Search the material for the word "劳务派遣介绍信" and report each line where it turns up.
>> Start RAW DATA
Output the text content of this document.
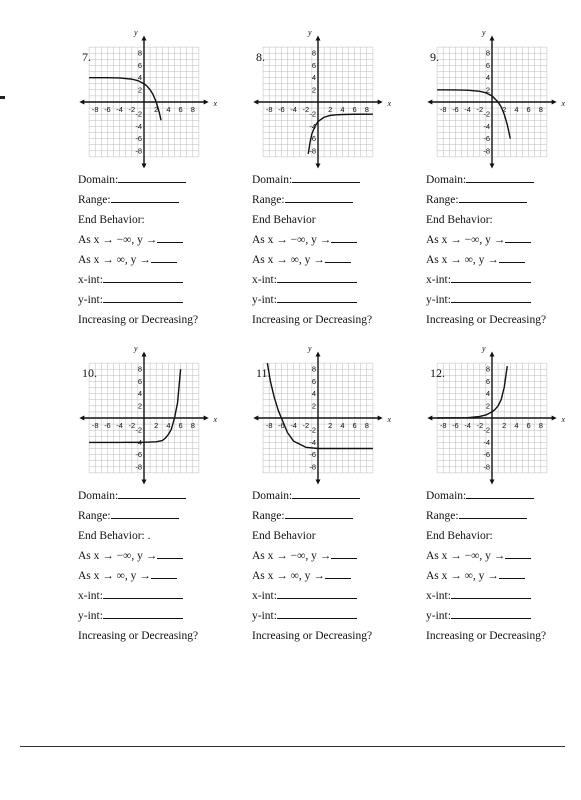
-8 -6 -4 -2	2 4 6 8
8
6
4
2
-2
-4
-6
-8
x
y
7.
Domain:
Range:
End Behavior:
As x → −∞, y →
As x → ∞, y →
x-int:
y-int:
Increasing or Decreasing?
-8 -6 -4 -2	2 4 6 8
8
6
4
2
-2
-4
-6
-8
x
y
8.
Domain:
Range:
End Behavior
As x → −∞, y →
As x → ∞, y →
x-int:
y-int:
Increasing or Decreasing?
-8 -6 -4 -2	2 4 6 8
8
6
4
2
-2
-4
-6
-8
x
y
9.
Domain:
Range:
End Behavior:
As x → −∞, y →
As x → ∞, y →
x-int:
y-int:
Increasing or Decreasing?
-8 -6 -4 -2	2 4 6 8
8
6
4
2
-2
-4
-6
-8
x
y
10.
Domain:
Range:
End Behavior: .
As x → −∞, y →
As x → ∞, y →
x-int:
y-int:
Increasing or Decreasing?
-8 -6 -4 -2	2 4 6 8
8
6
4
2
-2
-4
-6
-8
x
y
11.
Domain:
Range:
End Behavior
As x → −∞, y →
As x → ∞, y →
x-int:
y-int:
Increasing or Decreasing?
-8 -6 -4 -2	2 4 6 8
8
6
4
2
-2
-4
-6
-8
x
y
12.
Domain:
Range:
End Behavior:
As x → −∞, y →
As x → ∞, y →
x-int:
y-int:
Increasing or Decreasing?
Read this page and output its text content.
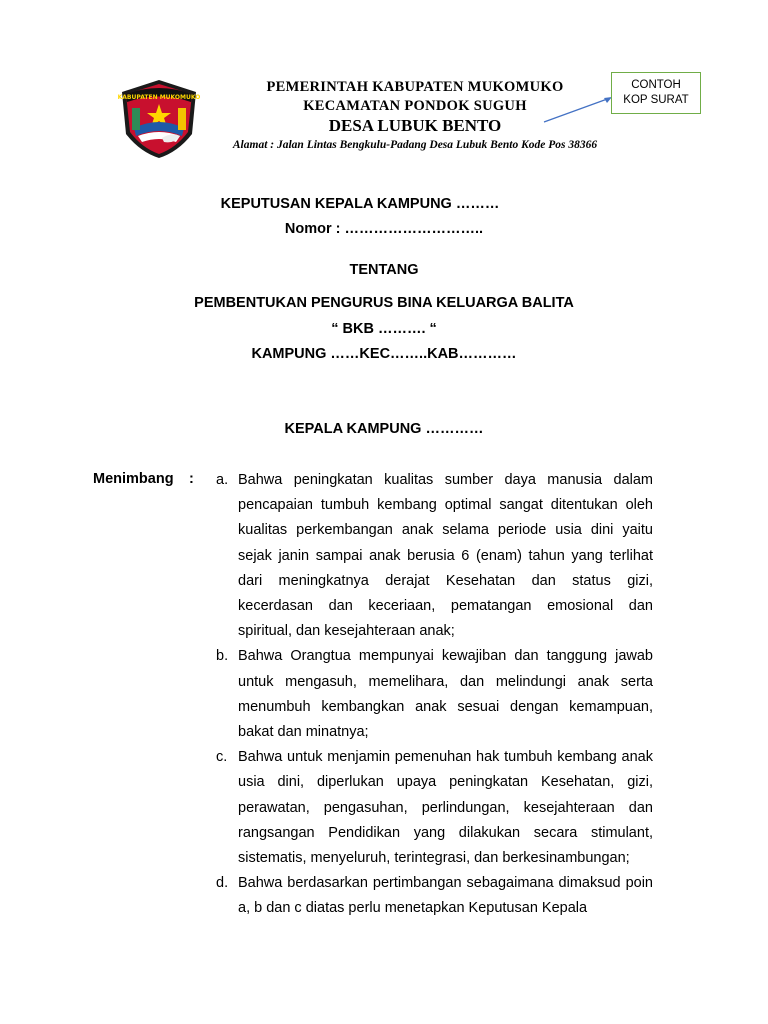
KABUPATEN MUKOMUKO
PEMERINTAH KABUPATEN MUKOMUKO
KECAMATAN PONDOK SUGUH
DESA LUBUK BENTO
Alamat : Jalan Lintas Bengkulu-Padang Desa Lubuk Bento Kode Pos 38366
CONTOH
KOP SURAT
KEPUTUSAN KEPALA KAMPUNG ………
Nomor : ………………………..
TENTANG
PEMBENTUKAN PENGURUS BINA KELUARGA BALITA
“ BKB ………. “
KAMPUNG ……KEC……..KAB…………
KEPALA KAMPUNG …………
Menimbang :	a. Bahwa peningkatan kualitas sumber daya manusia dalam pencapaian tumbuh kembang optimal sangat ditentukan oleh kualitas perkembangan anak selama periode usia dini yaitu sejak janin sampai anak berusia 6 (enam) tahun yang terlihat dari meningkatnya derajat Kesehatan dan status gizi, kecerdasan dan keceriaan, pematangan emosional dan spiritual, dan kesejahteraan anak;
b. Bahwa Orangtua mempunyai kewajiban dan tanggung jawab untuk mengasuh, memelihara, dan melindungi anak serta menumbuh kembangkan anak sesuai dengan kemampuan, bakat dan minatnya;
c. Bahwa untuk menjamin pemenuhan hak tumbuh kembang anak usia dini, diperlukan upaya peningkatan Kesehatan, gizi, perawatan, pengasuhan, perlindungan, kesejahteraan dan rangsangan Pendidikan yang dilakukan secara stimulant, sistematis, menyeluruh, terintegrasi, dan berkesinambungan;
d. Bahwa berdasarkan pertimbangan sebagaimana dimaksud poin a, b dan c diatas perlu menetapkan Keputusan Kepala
>> End RAW DATA
>> Start RAW DATA
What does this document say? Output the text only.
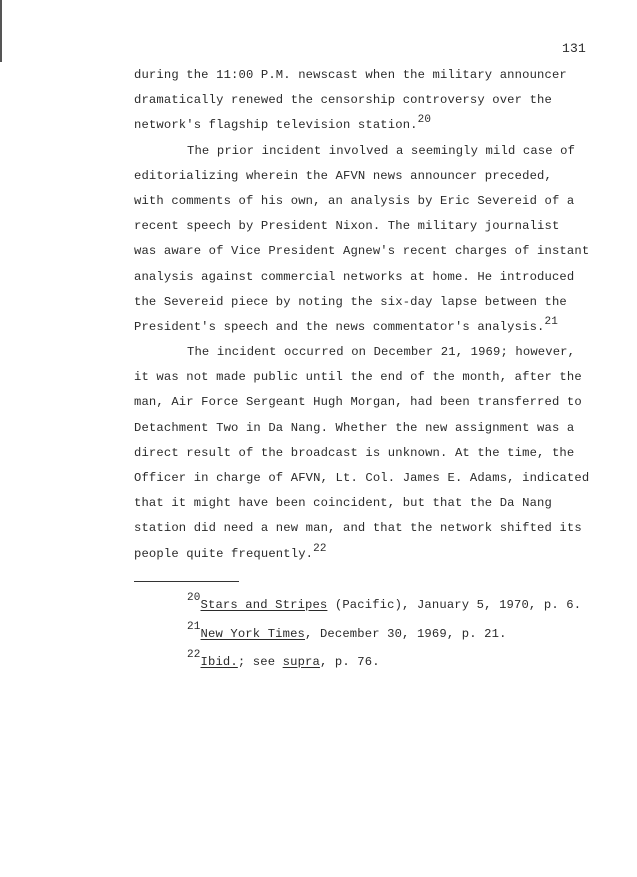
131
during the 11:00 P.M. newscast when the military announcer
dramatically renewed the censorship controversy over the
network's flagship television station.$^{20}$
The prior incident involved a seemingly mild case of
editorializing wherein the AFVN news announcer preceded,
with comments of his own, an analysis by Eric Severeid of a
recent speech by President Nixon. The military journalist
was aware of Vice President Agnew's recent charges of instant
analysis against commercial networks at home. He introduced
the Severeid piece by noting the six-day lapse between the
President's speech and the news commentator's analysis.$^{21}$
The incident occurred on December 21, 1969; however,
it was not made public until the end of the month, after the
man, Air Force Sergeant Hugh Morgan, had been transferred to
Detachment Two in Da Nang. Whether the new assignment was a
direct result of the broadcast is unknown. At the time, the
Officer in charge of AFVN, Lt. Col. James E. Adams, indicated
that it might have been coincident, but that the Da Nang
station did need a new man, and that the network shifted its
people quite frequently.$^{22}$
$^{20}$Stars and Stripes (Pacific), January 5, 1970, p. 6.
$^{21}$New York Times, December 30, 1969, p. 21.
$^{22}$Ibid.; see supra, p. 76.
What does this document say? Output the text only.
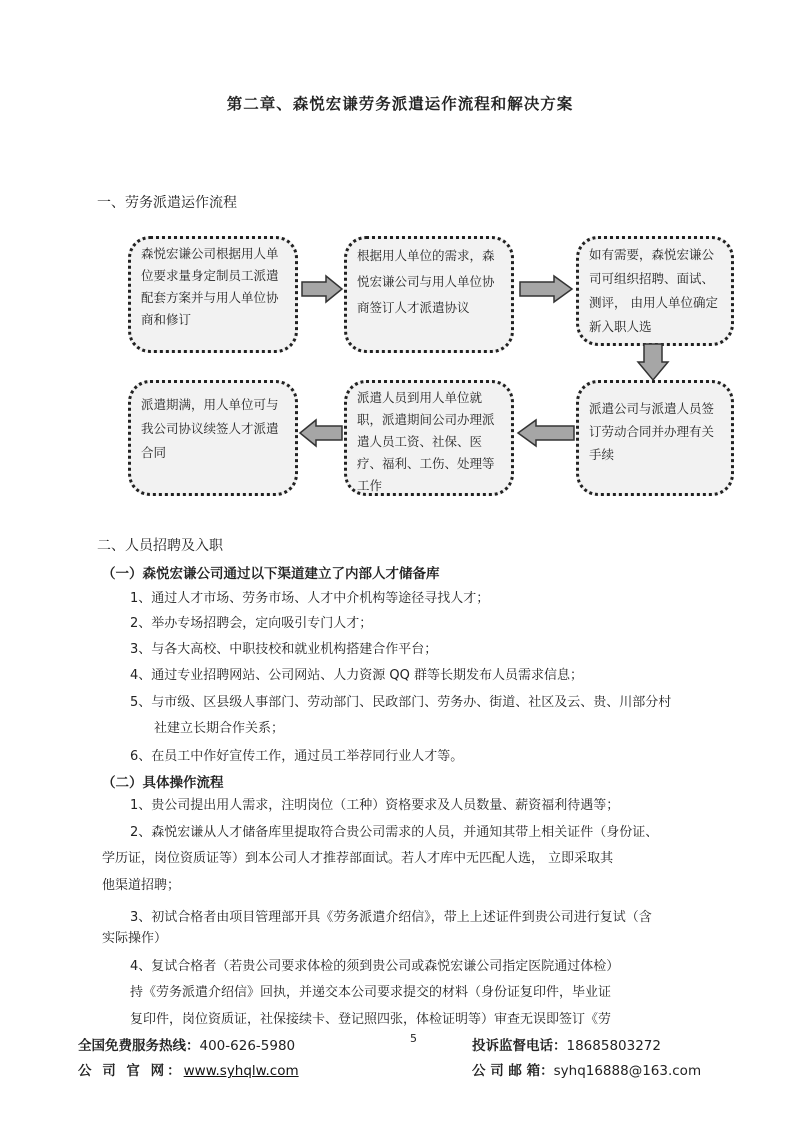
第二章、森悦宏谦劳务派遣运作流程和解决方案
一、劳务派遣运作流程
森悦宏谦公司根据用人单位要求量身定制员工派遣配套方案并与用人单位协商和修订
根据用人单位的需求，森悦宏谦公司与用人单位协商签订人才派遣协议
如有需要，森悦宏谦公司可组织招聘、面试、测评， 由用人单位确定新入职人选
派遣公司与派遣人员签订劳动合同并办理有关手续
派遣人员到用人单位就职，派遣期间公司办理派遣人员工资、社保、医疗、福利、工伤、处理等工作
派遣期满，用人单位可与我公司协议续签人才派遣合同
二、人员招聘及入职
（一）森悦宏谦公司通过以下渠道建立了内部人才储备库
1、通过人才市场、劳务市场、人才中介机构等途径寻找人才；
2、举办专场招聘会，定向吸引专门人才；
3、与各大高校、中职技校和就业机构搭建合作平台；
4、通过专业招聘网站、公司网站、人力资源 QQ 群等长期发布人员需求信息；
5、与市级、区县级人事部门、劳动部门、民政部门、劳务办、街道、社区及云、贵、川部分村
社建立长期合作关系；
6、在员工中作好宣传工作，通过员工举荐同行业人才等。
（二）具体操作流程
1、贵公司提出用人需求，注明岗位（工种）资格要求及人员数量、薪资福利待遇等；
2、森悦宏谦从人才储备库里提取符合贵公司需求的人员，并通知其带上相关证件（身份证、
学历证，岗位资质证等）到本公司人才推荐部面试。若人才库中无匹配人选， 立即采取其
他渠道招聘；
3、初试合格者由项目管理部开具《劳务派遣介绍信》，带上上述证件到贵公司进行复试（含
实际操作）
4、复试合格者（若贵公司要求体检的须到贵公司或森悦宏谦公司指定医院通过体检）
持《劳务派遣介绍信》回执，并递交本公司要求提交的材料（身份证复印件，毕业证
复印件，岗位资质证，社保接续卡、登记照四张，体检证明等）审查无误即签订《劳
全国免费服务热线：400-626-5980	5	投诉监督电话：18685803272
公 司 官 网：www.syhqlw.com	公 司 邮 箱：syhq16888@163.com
>> End RAW DATA
▸ REPLY
3、初试合格者由项目管理部开具《劳务派遣介绍信》，带上上述证件到贵公司进行复试（含
持《劳务派遣介绍信》回执，并递交本公司要求提交的材料（身份证复印件，毕业证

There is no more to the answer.